◆ **SUPPLIED MATERIAL**
----
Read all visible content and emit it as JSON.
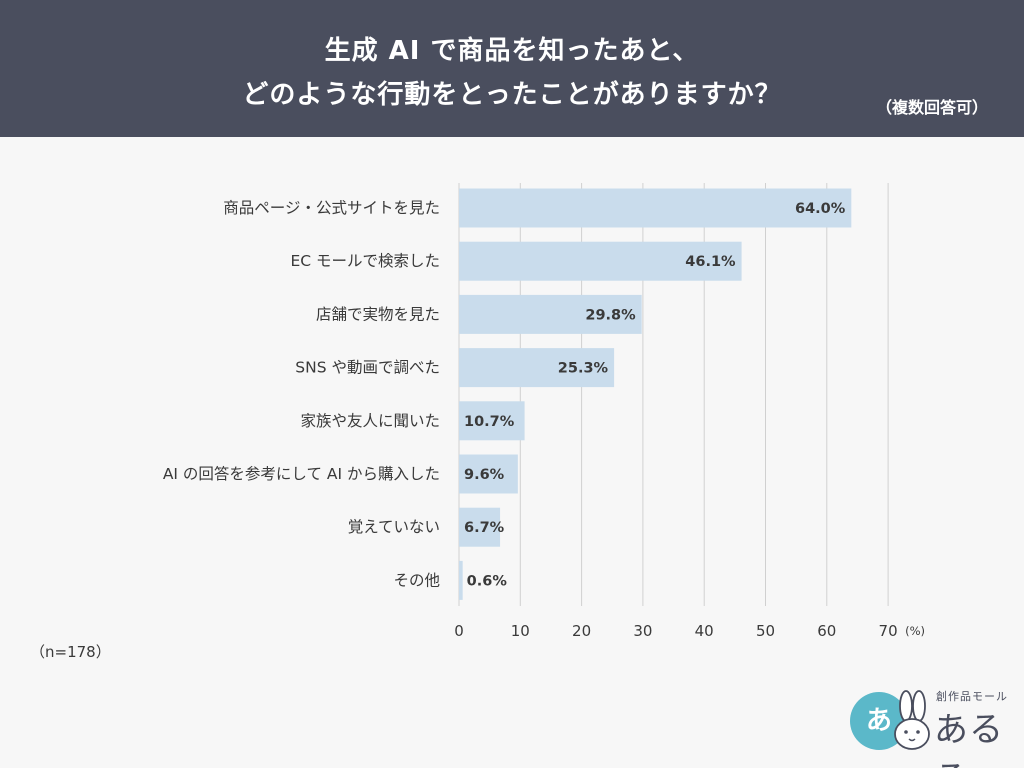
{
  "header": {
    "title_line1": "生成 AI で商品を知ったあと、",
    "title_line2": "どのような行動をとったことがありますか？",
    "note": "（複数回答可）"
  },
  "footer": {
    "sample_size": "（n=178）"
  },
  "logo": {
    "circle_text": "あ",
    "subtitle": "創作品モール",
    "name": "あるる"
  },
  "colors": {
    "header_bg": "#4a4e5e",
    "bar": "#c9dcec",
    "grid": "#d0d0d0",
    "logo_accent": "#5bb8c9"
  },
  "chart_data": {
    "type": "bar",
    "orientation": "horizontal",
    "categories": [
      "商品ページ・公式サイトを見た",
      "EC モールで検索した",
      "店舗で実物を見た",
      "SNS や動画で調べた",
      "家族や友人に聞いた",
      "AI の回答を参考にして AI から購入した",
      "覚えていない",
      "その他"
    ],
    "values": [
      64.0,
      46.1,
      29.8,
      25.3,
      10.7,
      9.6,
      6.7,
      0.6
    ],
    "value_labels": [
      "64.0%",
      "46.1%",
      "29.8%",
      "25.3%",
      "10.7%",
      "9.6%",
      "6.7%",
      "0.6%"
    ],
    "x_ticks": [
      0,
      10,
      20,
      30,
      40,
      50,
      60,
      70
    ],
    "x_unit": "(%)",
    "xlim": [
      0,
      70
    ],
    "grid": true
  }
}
----
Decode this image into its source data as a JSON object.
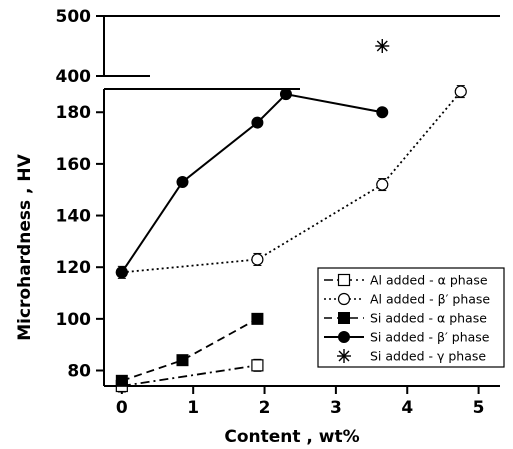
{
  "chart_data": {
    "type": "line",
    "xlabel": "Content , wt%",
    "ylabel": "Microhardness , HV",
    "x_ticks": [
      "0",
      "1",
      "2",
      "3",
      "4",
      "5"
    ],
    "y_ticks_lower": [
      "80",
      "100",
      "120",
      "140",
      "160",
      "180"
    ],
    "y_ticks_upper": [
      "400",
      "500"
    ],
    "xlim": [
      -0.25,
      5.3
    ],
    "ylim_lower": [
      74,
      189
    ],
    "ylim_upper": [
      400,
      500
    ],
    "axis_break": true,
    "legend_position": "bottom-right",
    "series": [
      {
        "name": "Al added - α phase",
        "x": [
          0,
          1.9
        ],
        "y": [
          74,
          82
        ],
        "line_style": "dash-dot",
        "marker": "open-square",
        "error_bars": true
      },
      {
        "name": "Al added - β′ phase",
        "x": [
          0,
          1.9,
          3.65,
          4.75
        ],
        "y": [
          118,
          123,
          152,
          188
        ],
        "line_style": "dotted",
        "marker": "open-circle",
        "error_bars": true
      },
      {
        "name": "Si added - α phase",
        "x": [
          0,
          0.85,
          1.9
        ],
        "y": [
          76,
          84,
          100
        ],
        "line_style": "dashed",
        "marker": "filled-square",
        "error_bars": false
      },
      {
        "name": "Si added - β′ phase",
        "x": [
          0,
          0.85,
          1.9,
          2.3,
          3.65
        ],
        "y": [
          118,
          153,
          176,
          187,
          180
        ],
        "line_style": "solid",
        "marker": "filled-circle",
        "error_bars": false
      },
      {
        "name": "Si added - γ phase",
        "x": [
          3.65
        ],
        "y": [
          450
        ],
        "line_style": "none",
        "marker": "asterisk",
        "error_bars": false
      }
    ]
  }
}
----
◆ **REQUIRED WORK**
Only a number is wanted: how many lines contain the word "filled"?

◆ **EXERCISE RESULT**
2